* Begin Data rows *

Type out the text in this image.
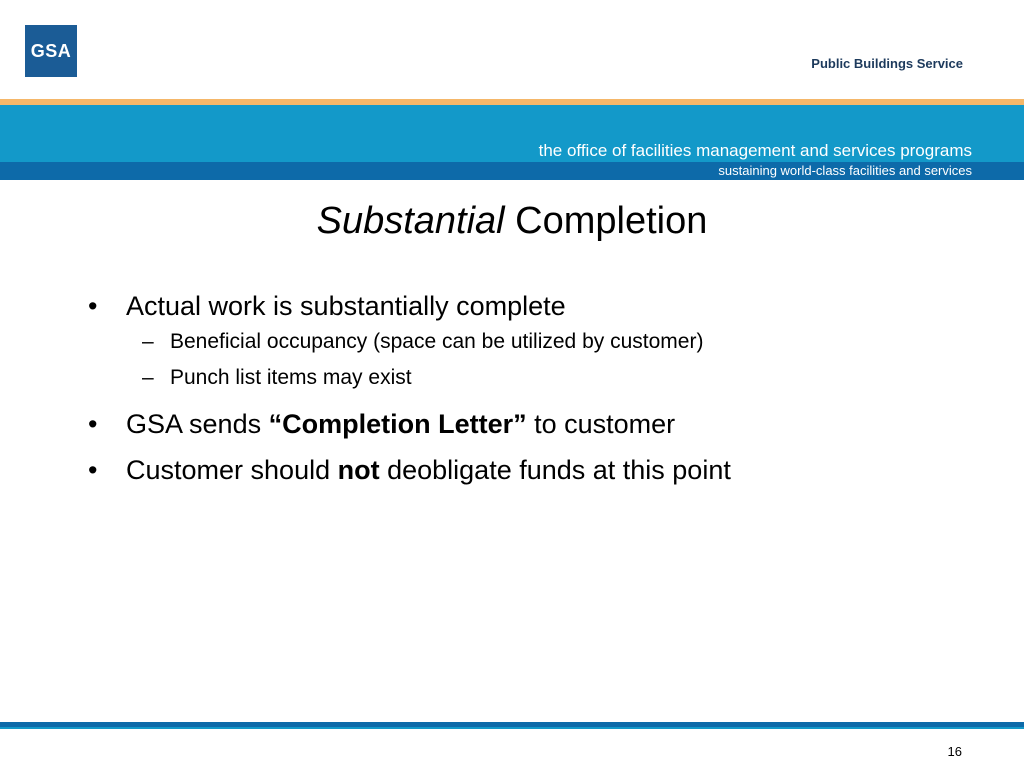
GSA
Public Buildings Service
the office of facilities management and services programs
sustaining world-class facilities and services
Substantial Completion
• Actual work is substantially complete
– Beneficial occupancy (space can be utilized by customer)
– Punch list items may exist
• GSA sends “Completion Letter” to customer
• Customer should not deobligate funds at this point
16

* End Data rows *

Task statement:
Of all the lines above, how many contain "facilities"? Give the number and nothing more.

Response:
2